**Goal**
Your answer should be a single number: the count of lines that hold the word "icon".

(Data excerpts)
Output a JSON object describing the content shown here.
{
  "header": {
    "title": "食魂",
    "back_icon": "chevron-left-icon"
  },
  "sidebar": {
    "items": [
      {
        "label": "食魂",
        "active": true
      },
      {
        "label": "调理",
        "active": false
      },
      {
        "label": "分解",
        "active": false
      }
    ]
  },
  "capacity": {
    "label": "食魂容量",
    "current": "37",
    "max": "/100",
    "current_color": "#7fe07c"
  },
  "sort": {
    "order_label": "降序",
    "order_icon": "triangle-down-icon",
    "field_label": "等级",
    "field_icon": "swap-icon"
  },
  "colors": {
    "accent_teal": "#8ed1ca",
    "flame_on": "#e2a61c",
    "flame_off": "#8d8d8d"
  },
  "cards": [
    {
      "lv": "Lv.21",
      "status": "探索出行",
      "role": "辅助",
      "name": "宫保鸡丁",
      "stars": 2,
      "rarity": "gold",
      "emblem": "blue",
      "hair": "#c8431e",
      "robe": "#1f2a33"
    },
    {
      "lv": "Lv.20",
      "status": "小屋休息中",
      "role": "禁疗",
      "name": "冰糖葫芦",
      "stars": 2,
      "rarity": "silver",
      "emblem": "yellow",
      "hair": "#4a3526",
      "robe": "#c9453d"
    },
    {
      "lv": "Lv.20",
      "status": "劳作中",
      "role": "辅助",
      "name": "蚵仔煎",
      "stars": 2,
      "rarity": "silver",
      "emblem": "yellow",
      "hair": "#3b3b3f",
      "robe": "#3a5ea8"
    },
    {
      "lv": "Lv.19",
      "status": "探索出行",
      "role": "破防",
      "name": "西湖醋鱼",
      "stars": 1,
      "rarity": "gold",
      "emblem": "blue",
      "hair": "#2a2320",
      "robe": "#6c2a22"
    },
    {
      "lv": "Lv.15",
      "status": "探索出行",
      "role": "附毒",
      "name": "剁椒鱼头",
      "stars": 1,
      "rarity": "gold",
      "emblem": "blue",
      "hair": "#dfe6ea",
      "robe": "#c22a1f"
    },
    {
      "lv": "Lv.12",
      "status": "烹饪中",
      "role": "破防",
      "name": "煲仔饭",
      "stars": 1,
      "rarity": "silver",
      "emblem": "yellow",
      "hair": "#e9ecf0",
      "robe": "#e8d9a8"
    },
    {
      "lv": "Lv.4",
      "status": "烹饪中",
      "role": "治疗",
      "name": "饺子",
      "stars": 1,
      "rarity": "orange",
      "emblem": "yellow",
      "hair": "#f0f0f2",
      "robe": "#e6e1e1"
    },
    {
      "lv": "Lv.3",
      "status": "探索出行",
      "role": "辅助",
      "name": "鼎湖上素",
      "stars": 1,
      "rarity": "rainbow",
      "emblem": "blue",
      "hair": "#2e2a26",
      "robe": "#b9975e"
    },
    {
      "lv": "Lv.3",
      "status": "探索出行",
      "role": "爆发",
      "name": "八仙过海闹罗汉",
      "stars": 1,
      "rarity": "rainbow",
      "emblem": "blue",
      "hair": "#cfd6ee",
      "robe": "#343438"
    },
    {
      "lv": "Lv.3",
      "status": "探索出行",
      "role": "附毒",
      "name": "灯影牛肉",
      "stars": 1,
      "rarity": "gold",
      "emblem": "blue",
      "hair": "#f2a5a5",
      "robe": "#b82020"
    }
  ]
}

**Expected answer**
3